== Task statement ==
Locate each line of the material that contains "Living", then return it.

Stored entries
◇ ◇ ◇ ◇ ◇ ◇ ◇

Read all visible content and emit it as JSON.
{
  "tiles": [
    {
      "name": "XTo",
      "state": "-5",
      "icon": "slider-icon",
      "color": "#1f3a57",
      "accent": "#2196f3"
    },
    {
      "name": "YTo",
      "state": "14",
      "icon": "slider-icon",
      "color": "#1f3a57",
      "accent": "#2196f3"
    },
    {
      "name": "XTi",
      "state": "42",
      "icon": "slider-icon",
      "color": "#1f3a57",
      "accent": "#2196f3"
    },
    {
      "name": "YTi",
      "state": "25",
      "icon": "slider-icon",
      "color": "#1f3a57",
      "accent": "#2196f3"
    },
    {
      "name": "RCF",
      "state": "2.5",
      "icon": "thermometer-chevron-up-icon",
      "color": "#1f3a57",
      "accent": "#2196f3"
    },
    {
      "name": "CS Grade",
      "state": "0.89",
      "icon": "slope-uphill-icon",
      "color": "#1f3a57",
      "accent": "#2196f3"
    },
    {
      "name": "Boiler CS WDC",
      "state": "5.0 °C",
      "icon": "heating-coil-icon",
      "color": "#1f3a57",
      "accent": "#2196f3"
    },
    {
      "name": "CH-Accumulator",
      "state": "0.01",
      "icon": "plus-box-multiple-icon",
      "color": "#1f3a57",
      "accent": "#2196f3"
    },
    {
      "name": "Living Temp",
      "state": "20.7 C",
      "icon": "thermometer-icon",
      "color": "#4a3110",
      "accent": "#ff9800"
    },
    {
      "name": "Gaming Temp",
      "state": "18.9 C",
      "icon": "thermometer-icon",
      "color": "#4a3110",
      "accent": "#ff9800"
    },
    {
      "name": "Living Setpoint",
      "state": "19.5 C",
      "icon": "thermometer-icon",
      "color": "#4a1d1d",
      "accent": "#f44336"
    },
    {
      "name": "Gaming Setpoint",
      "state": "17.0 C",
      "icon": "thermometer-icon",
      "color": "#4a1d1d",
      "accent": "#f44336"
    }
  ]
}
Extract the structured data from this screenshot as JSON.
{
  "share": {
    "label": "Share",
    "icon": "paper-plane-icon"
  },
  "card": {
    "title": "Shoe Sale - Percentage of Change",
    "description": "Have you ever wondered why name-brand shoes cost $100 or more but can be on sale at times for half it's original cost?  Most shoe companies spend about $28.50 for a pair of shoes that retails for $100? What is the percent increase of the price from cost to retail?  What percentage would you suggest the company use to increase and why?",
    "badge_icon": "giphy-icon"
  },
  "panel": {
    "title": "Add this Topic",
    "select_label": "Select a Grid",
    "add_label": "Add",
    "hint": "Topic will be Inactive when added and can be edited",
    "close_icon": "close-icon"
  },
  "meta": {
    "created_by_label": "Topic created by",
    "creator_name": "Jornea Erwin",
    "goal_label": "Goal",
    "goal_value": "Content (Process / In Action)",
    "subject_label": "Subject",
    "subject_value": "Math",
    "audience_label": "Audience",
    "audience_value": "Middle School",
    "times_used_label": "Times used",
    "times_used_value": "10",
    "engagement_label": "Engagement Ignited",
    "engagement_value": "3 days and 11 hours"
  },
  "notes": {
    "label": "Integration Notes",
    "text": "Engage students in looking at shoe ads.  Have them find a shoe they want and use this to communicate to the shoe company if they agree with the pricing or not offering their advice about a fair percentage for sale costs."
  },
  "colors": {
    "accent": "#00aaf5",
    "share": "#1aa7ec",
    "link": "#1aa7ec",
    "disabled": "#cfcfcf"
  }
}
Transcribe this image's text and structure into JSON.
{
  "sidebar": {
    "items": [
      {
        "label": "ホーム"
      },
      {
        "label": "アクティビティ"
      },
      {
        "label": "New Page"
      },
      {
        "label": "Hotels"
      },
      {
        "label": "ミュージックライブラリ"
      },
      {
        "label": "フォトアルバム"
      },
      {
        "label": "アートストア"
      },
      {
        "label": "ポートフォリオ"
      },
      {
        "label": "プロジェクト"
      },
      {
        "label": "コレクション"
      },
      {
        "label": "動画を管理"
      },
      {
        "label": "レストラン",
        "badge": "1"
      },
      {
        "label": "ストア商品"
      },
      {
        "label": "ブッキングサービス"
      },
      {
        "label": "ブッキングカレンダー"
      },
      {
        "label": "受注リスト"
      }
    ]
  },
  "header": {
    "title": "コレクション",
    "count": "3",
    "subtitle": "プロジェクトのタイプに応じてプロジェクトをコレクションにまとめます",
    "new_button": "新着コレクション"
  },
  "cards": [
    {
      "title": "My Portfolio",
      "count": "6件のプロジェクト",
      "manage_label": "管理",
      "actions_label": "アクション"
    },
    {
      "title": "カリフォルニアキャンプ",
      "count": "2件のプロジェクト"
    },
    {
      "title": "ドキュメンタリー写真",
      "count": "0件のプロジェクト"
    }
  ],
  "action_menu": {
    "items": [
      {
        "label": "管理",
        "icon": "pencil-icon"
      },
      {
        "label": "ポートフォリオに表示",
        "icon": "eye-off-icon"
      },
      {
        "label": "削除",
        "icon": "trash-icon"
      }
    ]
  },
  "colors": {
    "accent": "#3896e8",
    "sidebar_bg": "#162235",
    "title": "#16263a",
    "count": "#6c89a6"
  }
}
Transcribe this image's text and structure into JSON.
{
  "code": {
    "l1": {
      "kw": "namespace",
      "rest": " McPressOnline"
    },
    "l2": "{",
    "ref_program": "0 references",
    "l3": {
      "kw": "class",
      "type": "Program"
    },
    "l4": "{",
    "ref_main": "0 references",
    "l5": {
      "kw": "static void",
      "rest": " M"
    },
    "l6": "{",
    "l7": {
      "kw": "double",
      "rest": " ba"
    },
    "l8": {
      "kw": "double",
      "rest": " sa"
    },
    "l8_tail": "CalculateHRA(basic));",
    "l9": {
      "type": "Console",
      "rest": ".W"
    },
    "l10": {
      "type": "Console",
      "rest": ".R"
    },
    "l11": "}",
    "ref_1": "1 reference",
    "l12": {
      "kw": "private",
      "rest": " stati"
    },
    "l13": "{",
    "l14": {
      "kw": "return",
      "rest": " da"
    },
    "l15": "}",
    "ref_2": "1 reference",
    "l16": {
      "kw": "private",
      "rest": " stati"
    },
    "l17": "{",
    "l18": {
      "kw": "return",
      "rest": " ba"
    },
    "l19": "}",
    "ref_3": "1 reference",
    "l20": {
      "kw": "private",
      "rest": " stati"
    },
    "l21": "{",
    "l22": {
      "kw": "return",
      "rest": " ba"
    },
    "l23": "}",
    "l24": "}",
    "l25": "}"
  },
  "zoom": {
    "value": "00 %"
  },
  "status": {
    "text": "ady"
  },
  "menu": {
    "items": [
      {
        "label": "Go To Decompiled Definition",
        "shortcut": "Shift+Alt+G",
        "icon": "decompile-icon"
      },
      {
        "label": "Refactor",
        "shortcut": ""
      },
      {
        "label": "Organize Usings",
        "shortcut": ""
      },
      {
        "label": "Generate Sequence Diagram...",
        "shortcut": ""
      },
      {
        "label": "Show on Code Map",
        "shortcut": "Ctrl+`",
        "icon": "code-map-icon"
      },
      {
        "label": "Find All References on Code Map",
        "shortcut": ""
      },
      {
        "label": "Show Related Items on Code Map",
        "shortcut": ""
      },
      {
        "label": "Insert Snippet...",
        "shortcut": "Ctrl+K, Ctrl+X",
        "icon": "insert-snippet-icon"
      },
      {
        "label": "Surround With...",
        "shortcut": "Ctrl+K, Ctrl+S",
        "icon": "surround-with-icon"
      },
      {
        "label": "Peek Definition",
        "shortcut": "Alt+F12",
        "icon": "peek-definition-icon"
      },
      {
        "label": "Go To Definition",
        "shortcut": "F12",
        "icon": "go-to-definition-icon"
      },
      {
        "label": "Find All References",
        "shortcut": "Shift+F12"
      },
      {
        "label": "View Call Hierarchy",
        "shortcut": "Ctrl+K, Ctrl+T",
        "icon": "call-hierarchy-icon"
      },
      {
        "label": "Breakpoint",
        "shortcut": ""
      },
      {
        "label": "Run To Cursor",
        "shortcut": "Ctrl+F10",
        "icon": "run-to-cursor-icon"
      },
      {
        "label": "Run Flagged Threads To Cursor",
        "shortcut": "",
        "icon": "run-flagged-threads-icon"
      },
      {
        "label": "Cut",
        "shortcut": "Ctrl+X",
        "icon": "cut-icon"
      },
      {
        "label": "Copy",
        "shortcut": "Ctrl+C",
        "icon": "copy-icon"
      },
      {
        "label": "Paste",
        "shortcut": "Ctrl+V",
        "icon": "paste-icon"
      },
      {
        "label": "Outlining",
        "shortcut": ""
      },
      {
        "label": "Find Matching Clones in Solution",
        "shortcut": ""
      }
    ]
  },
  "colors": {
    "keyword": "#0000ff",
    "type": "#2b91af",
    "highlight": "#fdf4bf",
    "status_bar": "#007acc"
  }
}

◇ ◇ ◇ ◇ ◇ ◇ ◇

== Correct output ==
      "name": "Living Temp",
      "name": "Living Setpoint",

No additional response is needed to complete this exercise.